- TEXT PASSAGE:

--- begin ---

Over these films looms a sense of the vastness of geological time, of the world being something so expansive that it leaves humankind akin to an ant on the surface of a beach. The Incredible Shrinking Man, which does literally cast one man as an alien inside his own home environment, is Jack Arnold’s single greatest masterpiece. (See below for a listing of Jack Arnold’s other films).

Scott Carey (Grant Williams) with his wife Randy Stuart in The Incredible Shrinking Man (1957)
Shrinking man Scott Carey (Grant Williams) with his wife Randy Stuart

The cellar survival scenes that take up the last third of the film are Jack Arnold’s greatest half-hour. The scenes are virtually silent with barely half-a-dozen lines of dialogue. There is something fascinating to seeing the familiar turned into an alien world – how the journey across a giant-sized can of paint is turned into something intensely suspenseful, or the seat-edge peril of the pursuit by the cat. The effects, sets and process work during these scenes are exemplary.

--- end ---

- SUPPLIED DATA:
--- begin ---

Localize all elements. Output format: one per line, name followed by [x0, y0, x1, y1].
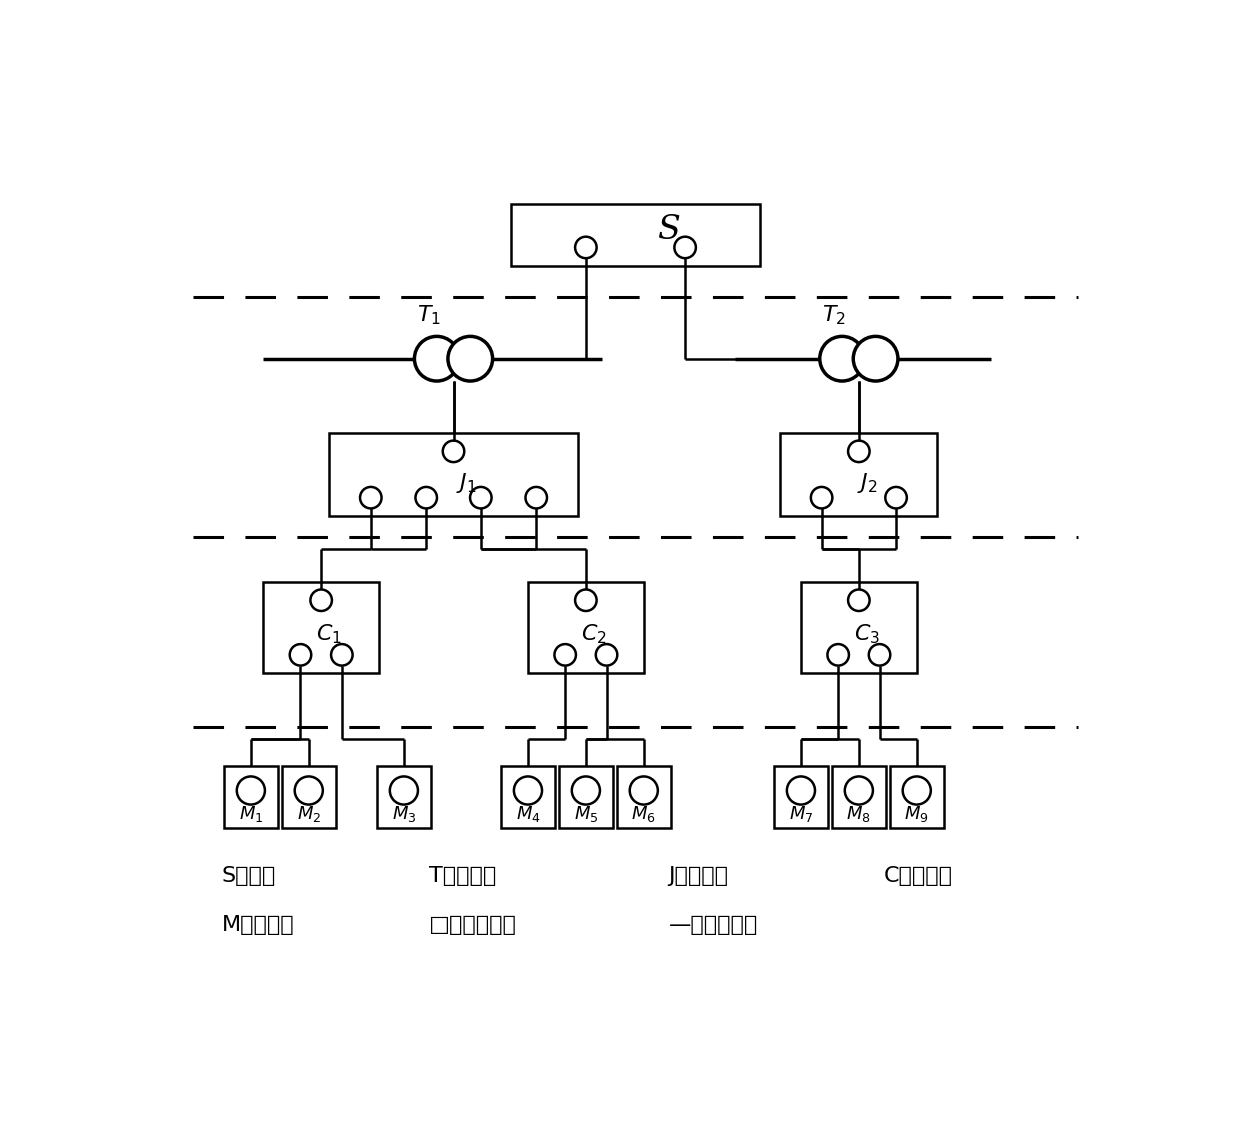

--- end ---

- REQUEST:
In the film review excerpt, how much dialogue does the final third of The Incredible Shrinking Man contain?

- RIGHT ANSWER:
Barely half-a-dozen lines.